— START Source material —
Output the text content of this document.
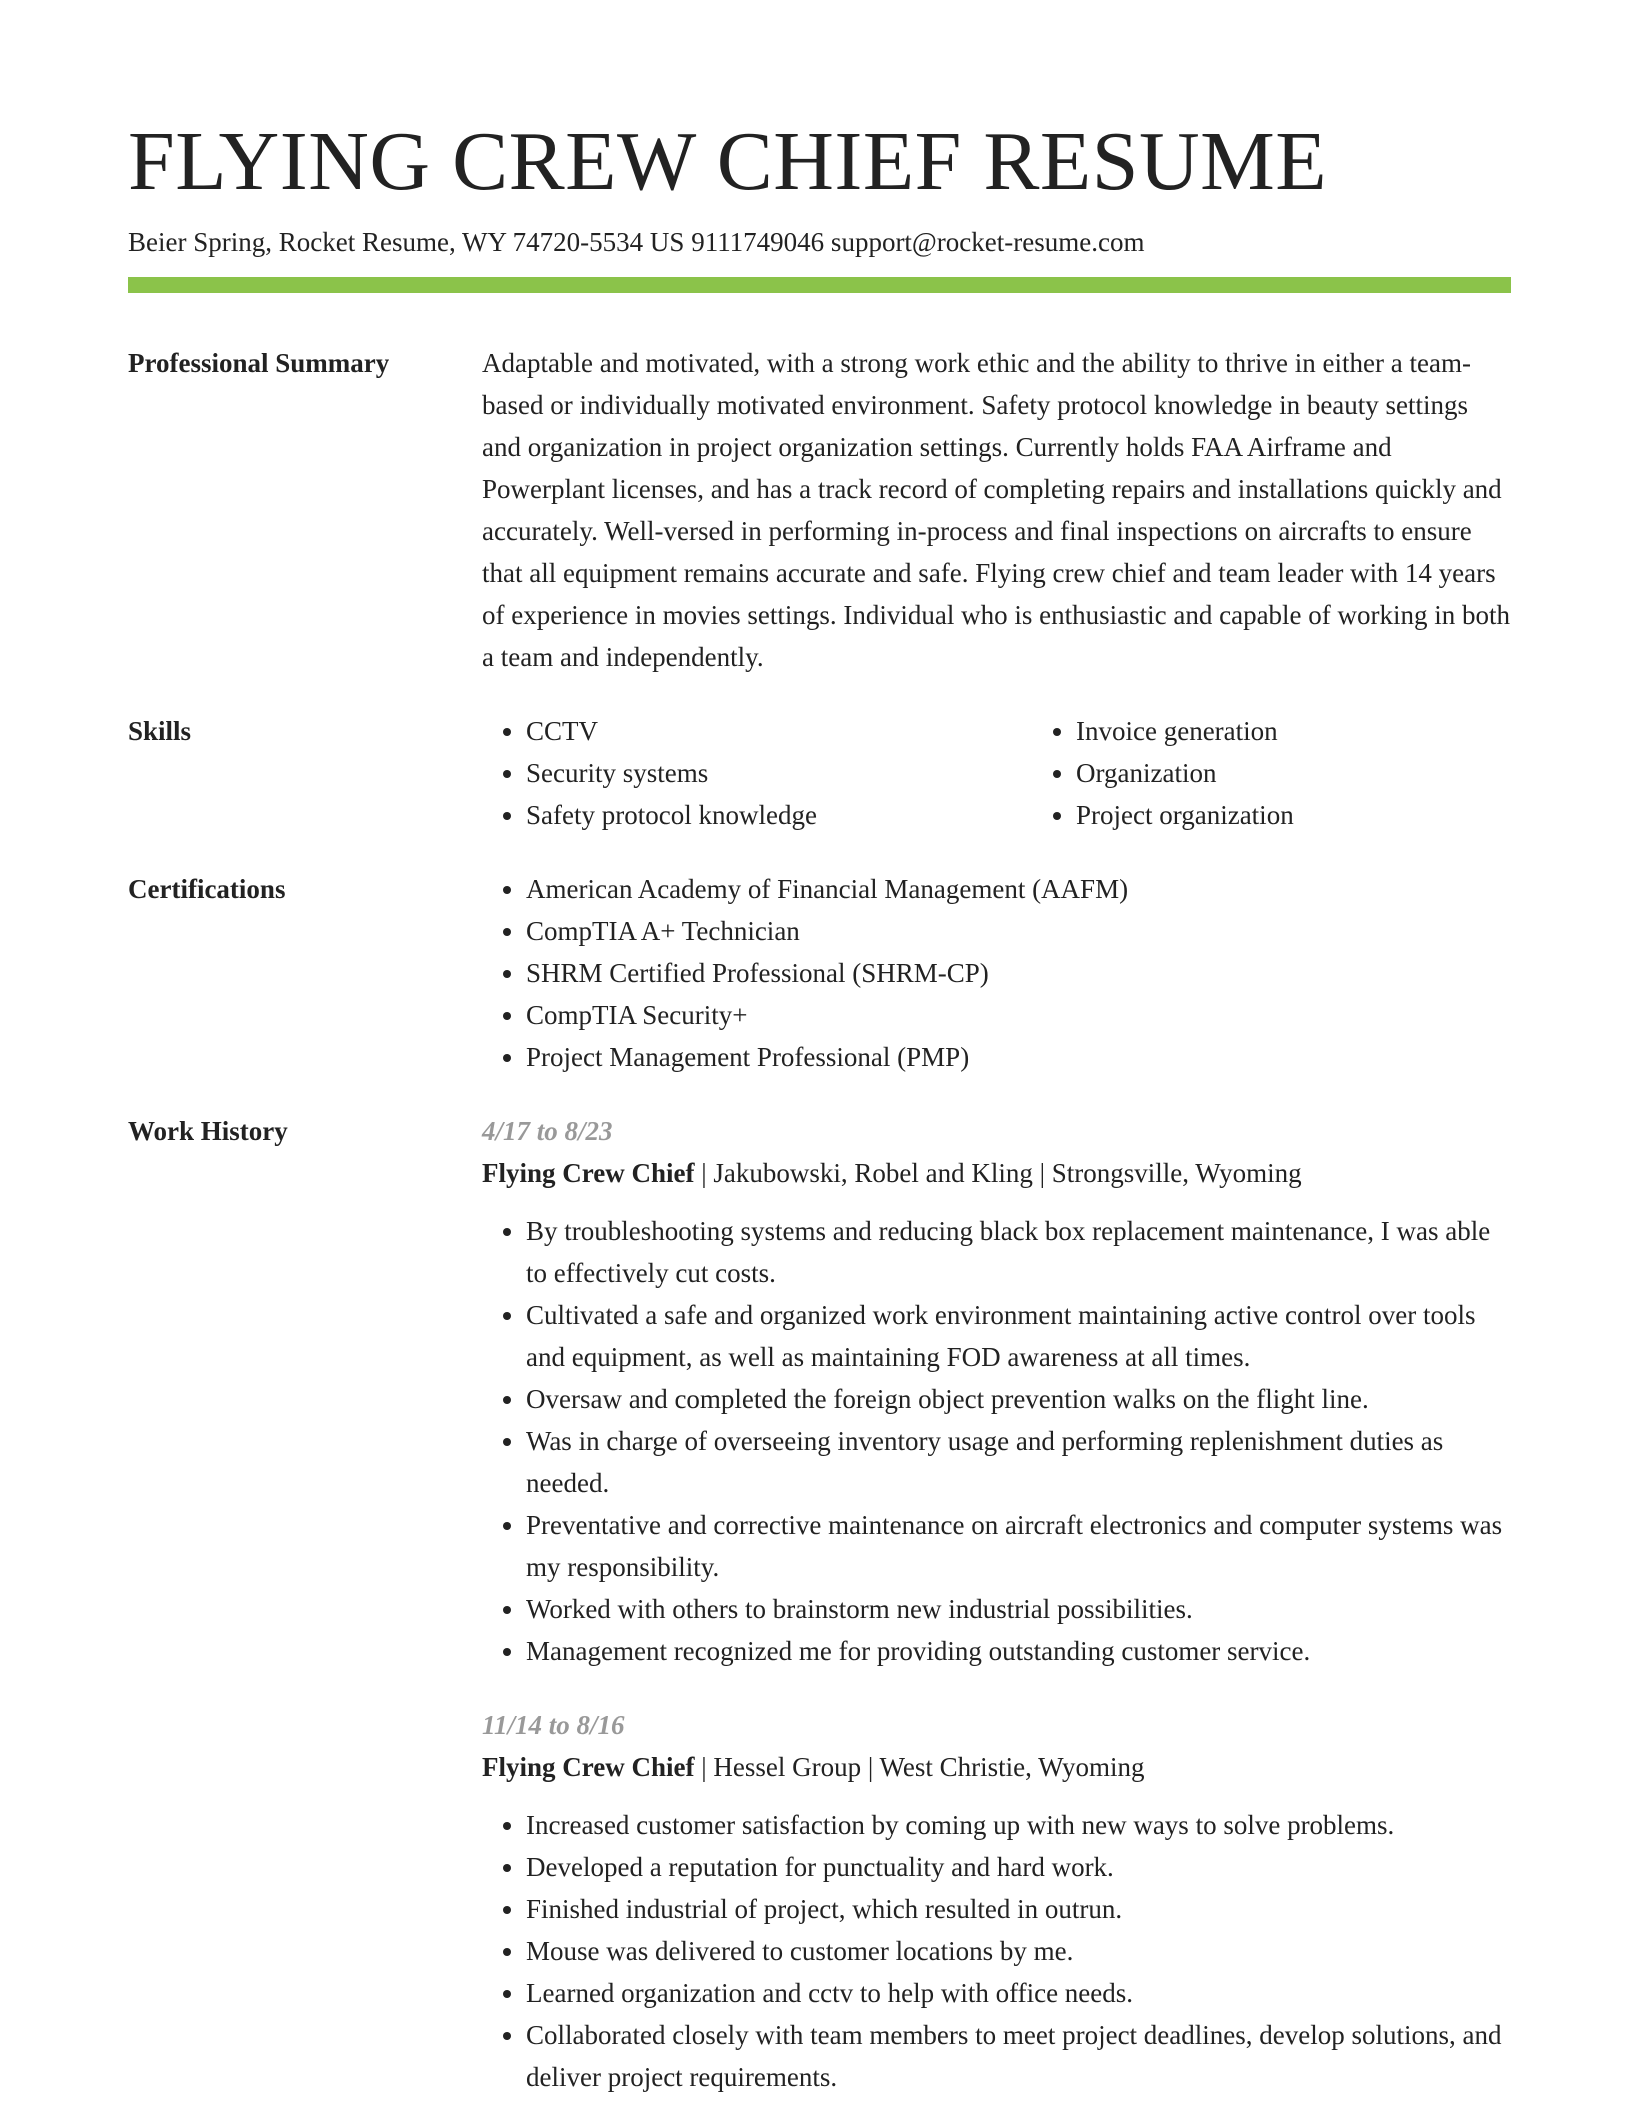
FLYING CREW CHIEF RESUME
Beier Spring, Rocket Resume, WY 74720-5534 US 9111749046 support@rocket-resume.com
Professional Summary	Adaptable and motivated, with a strong work ethic and the ability to thrive in either a team-based or individually motivated environment. Safety protocol knowledge in beauty settings and organization in project organization settings. Currently holds FAA Airframe and Powerplant licenses, and has a track record of completing repairs and installations quickly and accurately. Well-versed in performing in-process and final inspections on aircrafts to ensure that all equipment remains accurate and safe. Flying crew chief and team leader with 14 years of experience in movies settings. Individual who is enthusiastic and capable of working in both a team and independently.
Skills	• CCTV
• Security systems
• Safety protocol knowledge
• Invoice generation
• Organization
• Project organization
Certifications	• American Academy of Financial Management (AAFM)
• CompTIA A+ Technician
• SHRM Certified Professional (SHRM-CP)
• CompTIA Security+
• Project Management Professional (PMP)
Work History	4/17 to 8/23
Flying Crew Chief | Jakubowski, Robel and Kling | Strongsville, Wyoming
• By troubleshooting systems and reducing black box replacement maintenance, I was able to effectively cut costs.
• Cultivated a safe and organized work environment maintaining active control over tools and equipment, as well as maintaining FOD awareness at all times.
• Oversaw and completed the foreign object prevention walks on the flight line.
• Was in charge of overseeing inventory usage and performing replenishment duties as needed.
• Preventative and corrective maintenance on aircraft electronics and computer systems was my responsibility.
• Worked with others to brainstorm new industrial possibilities.
• Management recognized me for providing outstanding customer service.
11/14 to 8/16
Flying Crew Chief | Hessel Group | West Christie, Wyoming
• Increased customer satisfaction by coming up with new ways to solve problems.
• Developed a reputation for punctuality and hard work.
• Finished industrial of project, which resulted in outrun.
• Mouse was delivered to customer locations by me.
• Learned organization and cctv to help with office needs.
• Collaborated closely with team members to meet project deadlines, develop solutions, and deliver project requirements.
— END Source material —
#### The exercise
Select and copy every line of the listing with the word "maintenance".

#### Worked solution
• By troubleshooting systems and reducing black box replacement maintenance, I was able to effectively cut costs.
• Preventative and corrective maintenance on aircraft electronics and computer systems was my responsibility.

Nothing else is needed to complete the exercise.